Exercise: Could you write out the records below exactly as they appear, leaving out any pictures?

Information provided:

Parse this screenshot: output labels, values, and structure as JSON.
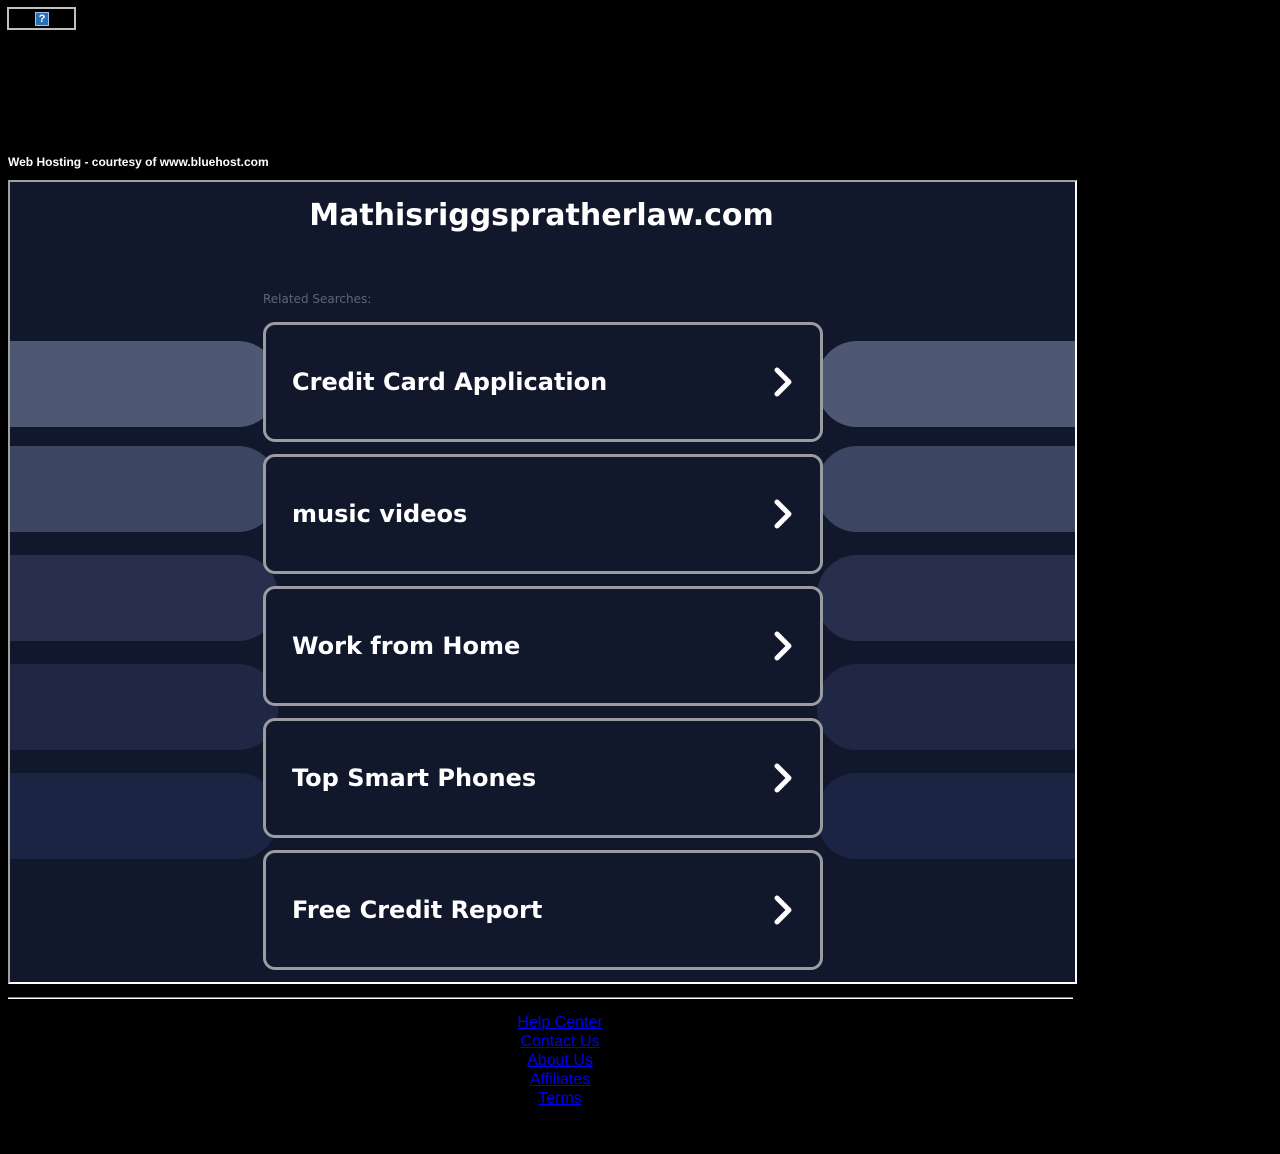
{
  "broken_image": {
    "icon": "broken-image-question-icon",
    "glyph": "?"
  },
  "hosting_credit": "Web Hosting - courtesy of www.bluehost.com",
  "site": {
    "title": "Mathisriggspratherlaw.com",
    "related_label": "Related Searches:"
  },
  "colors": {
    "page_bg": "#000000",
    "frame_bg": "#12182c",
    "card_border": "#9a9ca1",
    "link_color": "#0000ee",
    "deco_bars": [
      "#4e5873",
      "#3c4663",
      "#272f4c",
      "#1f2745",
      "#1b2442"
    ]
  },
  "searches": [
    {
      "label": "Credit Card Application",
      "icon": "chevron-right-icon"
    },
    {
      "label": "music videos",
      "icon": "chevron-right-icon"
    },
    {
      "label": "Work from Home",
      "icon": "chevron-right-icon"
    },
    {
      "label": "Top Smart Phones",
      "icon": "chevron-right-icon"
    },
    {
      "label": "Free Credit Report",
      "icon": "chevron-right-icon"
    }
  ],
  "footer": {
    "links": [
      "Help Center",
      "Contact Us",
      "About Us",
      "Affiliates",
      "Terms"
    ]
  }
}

Problem solution:
Parse this screenshot: output labels, values, and structure as JSON.
{
  "broken_image": {
    "icon": "broken-image-question-icon",
    "glyph": "?"
  },
  "hosting_credit": "Web Hosting - courtesy of www.bluehost.com",
  "site": {
    "title": "Mathisriggspratherlaw.com",
    "related_label": "Related Searches:"
  },
  "colors": {
    "page_bg": "#000000",
    "frame_bg": "#12182c",
    "card_border": "#9a9ca1",
    "link_color": "#0000ee",
    "deco_bars": [
      "#4e5873",
      "#3c4663",
      "#272f4c",
      "#1f2745",
      "#1b2442"
    ]
  },
  "searches": [
    {
      "label": "Credit Card Application",
      "icon": "chevron-right-icon"
    },
    {
      "label": "music videos",
      "icon": "chevron-right-icon"
    },
    {
      "label": "Work from Home",
      "icon": "chevron-right-icon"
    },
    {
      "label": "Top Smart Phones",
      "icon": "chevron-right-icon"
    },
    {
      "label": "Free Credit Report",
      "icon": "chevron-right-icon"
    }
  ],
  "footer": {
    "links": [
      "Help Center",
      "Contact Us",
      "About Us",
      "Affiliates",
      "Terms"
    ]
  }
}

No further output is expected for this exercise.